• **Texte fourni**:
**********
Avis de l’Agence nationale de sécurité sanitaire de l’alimentation, de l’environnement et du travail relatif à l’analyse scientifique de l’annexe I de la proposition de règlement de la Commission européenne du 5 juillet 2023 relative aux nouvelles techniques génomiques (NTG) – Examen des critères d’équivalence proposés pour définir les plantes NTG de catégorie 1, Saisine n° 2023-AUTO-0189

Niveau juridique : France

Suite à la publication de la proposition de règlement de la Commission relative aux plantes issues de certaines techniques génomiques, l’ANSES a décidé, le 6 novembre 2023, de s’auto-saisir pour réaliser une expertise sur les critères d’équivalence proposés pour définir les plantes NTG de catégorie 1. Comme indiqué dans son introduction, cet avis vise à éclairer la préparation de la décision publique présidant à l’adoption de la réglementation.

En effet, la présente proposition établi une distinction entre les végétaux NGT de catégorie 1, qui échappent à la législation sur les OGM, et les végétaux NGT de catégorie 2, qui bénéficient d’aménagement dans le cadre de la législation sur les OGM.
**********
• **Données**:
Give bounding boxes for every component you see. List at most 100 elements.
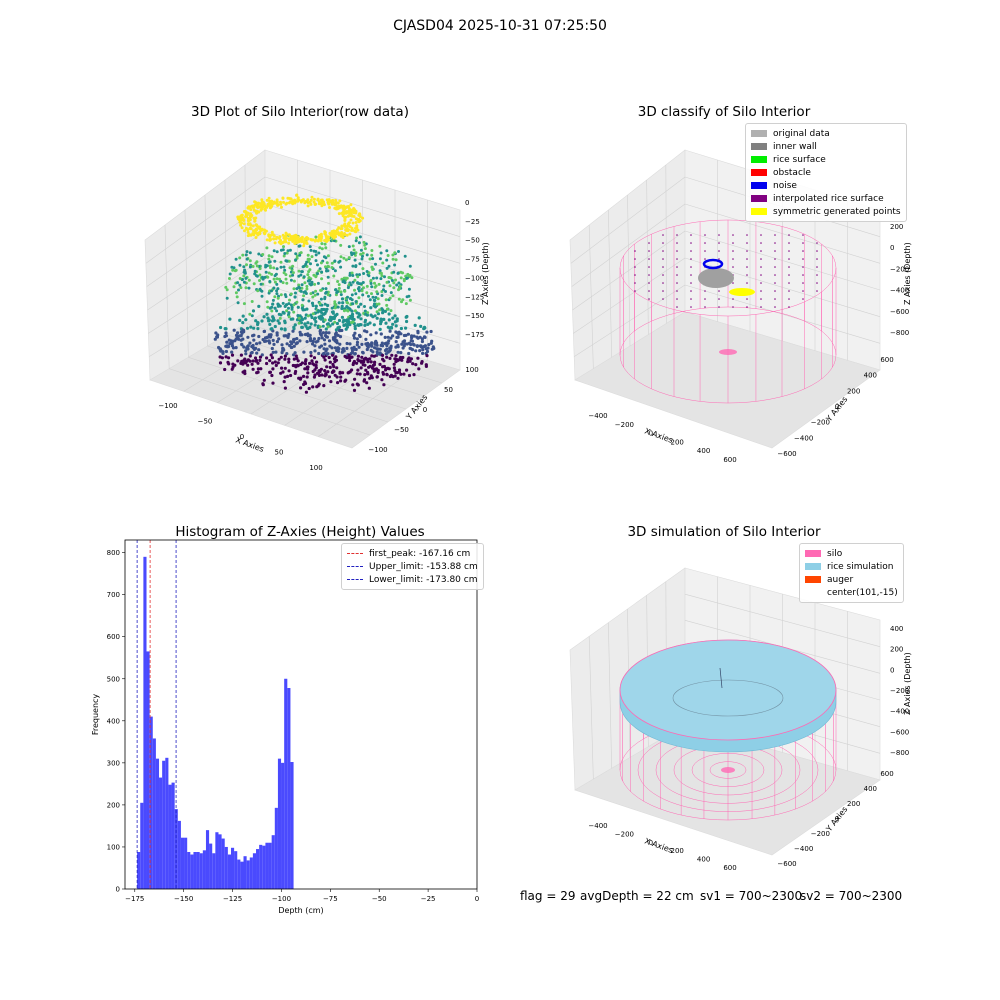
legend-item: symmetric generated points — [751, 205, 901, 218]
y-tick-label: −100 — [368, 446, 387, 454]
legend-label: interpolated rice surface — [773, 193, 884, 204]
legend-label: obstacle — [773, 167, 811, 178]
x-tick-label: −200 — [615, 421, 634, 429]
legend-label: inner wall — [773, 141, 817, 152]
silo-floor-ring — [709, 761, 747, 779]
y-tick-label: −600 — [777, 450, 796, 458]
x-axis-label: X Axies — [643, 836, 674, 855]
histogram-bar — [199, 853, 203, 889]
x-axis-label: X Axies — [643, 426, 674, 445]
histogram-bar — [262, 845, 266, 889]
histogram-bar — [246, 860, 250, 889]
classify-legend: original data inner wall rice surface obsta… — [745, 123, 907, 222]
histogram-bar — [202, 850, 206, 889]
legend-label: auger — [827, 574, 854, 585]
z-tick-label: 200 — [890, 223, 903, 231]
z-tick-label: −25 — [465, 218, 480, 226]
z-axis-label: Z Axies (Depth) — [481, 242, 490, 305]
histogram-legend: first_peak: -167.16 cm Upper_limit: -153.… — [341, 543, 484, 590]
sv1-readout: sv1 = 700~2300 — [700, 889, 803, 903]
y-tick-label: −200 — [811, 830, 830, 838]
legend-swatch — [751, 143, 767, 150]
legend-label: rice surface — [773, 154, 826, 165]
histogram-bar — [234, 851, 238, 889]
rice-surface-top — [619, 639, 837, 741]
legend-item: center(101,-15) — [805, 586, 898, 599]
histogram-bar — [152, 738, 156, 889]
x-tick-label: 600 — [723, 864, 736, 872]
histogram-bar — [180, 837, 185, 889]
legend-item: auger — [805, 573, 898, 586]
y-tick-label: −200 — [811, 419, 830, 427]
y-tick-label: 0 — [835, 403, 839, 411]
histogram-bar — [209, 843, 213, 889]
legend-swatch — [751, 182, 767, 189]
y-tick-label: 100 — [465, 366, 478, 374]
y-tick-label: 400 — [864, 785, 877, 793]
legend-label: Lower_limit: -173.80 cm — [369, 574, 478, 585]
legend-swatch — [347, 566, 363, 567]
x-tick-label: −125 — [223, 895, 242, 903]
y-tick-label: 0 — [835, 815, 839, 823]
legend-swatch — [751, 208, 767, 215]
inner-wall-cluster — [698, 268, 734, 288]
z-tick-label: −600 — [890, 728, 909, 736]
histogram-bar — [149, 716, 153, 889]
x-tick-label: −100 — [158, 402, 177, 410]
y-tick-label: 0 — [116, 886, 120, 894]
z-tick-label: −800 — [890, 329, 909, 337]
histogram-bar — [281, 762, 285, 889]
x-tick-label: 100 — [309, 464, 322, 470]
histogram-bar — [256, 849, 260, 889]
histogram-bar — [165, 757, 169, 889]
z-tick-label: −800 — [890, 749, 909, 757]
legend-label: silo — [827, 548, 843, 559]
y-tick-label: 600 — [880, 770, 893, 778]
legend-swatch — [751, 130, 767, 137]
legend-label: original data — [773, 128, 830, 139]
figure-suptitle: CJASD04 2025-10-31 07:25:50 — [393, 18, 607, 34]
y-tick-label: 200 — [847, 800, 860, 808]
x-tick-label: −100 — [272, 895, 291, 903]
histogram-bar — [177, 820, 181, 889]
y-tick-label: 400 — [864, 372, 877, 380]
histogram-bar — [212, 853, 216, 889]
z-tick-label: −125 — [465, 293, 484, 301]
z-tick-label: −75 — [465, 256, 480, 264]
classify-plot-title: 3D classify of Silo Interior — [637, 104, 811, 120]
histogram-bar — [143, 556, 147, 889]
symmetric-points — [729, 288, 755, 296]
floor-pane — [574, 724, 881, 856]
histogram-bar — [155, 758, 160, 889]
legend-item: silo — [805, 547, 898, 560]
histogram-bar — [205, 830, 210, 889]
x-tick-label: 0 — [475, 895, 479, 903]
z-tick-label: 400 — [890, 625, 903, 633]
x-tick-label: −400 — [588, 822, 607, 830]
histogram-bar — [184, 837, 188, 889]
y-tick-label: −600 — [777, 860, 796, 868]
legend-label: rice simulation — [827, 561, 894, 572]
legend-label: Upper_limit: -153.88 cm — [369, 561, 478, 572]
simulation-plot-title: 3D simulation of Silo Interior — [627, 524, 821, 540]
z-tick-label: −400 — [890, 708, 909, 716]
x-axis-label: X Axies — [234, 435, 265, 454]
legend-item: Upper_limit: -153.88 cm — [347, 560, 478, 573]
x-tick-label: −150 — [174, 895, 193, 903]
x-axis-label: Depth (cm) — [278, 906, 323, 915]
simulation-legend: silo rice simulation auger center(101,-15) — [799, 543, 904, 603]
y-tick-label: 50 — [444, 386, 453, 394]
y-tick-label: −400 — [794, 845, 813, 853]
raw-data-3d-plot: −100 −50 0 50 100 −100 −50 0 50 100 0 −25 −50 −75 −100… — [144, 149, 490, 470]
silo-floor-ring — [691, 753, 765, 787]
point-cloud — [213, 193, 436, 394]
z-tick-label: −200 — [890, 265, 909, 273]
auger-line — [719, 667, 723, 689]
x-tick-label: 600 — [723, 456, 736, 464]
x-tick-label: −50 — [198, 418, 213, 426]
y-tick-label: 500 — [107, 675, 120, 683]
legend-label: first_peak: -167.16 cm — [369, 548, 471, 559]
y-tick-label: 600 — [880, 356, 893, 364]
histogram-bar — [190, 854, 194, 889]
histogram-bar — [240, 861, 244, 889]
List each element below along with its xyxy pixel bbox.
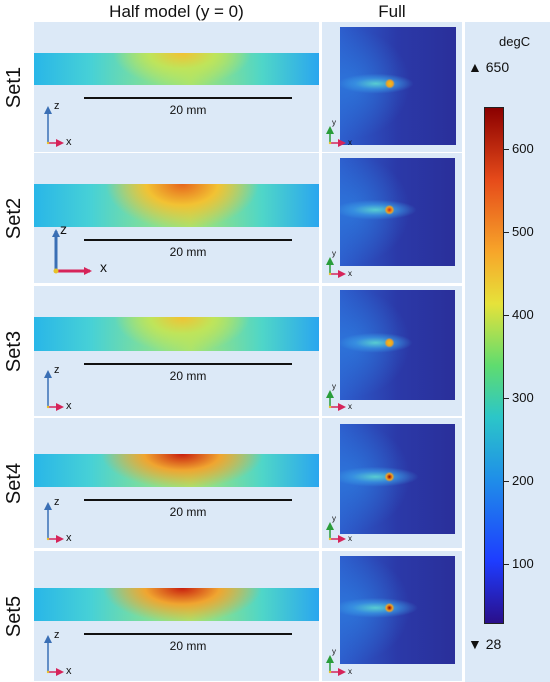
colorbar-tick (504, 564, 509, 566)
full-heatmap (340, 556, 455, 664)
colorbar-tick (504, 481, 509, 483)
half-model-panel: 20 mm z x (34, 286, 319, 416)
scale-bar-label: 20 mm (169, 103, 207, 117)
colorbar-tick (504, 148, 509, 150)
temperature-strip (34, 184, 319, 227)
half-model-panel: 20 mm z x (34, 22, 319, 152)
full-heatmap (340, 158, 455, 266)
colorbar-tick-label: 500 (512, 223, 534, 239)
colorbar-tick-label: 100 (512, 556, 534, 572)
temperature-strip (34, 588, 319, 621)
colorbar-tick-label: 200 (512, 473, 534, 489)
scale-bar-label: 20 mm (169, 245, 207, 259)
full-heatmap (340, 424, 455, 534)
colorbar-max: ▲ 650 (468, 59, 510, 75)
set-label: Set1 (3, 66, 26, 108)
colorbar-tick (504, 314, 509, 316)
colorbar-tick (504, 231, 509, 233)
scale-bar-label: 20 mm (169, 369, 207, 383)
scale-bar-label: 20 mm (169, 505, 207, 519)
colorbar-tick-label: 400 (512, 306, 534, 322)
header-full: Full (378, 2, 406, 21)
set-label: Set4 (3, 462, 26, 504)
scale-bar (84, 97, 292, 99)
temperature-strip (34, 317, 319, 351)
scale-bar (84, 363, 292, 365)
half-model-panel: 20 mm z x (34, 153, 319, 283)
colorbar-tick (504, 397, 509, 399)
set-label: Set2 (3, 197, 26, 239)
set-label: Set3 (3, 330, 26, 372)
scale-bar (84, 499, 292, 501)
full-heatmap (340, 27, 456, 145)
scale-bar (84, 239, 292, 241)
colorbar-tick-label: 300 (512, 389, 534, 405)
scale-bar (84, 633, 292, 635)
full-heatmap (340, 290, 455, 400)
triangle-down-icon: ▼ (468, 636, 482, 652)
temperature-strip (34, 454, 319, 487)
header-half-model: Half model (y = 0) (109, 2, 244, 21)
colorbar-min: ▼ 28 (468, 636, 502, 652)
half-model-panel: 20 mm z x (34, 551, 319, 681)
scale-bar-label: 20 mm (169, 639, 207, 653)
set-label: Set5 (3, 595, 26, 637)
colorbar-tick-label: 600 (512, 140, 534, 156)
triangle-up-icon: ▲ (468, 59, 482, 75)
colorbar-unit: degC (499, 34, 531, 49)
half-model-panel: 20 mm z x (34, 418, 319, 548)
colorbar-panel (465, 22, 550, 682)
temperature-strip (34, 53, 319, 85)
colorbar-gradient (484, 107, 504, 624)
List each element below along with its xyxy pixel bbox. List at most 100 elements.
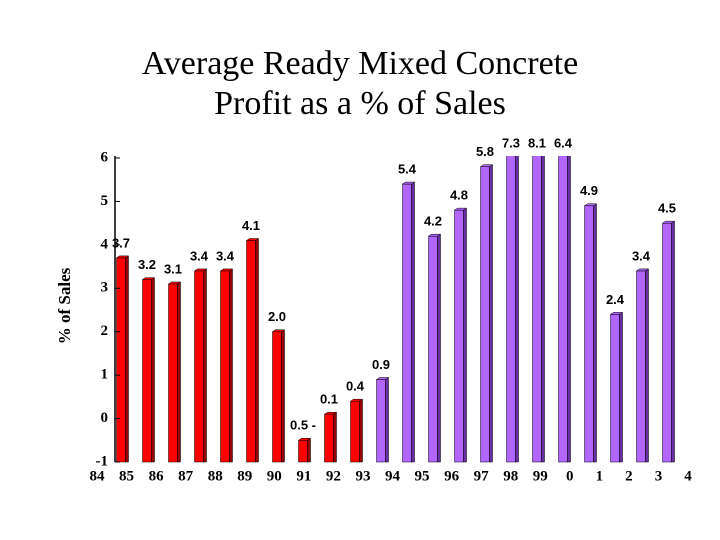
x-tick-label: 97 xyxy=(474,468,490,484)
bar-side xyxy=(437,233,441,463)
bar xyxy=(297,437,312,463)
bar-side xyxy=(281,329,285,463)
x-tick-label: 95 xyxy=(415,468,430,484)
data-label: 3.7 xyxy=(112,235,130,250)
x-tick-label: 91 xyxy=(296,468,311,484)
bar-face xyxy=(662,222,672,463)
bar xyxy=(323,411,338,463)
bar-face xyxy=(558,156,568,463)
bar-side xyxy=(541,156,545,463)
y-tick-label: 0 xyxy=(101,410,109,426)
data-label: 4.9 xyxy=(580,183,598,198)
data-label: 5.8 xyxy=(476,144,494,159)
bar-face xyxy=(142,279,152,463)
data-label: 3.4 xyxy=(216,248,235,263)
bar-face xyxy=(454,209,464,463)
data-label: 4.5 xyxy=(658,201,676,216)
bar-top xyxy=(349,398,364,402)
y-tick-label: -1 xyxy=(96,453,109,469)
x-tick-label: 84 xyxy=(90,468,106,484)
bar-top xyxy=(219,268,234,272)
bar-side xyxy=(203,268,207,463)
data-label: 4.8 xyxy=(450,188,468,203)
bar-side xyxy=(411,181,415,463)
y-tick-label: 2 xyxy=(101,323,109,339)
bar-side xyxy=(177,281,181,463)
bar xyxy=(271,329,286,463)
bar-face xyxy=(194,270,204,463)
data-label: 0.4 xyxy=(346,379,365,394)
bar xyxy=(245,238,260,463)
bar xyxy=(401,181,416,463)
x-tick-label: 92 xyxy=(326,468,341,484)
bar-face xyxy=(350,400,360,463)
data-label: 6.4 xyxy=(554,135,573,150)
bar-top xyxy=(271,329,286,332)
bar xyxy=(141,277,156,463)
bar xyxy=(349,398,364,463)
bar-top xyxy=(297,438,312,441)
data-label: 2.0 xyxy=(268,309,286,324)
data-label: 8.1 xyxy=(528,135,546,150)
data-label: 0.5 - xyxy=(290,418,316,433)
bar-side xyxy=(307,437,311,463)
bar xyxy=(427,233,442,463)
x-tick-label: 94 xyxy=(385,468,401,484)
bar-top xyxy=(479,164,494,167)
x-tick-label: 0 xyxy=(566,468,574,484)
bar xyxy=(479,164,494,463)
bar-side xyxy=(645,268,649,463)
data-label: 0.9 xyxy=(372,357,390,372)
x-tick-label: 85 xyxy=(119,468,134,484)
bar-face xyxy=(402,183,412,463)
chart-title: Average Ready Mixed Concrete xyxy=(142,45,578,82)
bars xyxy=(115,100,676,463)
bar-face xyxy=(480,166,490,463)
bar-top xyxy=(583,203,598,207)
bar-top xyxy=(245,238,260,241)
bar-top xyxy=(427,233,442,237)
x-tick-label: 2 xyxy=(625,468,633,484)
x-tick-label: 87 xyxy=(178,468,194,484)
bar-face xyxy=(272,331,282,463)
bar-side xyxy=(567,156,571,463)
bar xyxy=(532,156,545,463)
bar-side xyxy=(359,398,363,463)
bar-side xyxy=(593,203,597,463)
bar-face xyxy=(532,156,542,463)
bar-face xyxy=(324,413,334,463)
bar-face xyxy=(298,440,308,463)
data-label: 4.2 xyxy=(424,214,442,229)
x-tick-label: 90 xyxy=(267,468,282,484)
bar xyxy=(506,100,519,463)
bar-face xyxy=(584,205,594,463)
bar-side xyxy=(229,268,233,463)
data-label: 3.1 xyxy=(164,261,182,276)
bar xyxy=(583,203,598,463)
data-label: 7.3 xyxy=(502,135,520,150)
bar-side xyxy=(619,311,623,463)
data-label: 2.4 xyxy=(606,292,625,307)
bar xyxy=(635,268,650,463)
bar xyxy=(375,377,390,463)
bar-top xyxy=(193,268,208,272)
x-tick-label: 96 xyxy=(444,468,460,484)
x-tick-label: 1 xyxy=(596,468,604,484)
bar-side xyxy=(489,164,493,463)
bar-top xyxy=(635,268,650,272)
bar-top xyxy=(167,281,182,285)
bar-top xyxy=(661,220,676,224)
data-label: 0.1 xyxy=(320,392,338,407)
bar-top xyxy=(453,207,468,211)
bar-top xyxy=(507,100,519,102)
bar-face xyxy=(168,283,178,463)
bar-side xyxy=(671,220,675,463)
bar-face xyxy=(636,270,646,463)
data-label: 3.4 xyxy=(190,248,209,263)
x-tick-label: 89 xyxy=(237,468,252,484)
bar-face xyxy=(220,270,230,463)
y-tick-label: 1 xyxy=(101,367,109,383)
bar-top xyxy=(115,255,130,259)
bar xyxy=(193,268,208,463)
**********
• **Exercice écrit**: Reproduisez intégralement l'avis de l'ANSES sur les plantes NTG, sans en modifier un seul mot.

• **Réponse**:
Avis de l’Agence nationale de sécurité sanitaire de l’alimentation, de l’environnement et du travail relatif à l’analyse scientifique de l’annexe I de la proposition de règlement de la Commission européenne du 5 juillet 2023 relative aux nouvelles techniques génomiques (NTG) – Examen des critères d’équivalence proposés pour définir les plantes NTG de catégorie 1, Saisine n° 2023-AUTO-0189

Niveau juridique : France

Suite à la publication de la proposition de règlement de la Commission relative aux plantes issues de certaines techniques génomiques, l’ANSES a décidé, le 6 novembre 2023, de s’auto-saisir pour réaliser une expertise sur les critères d’équivalence proposés pour définir les plantes NTG de catégorie 1. Comme indiqué dans son introduction, cet avis vise à éclairer la préparation de la décision publique présidant à l’adoption de la réglementation.

En effet, la présente proposition établi une distinction entre les végétaux NGT de catégorie 1, qui échappent à la législation sur les OGM, et les végétaux NGT de catégorie 2, qui bénéficient d’aménagement dans le cadre de la législation sur les OGM.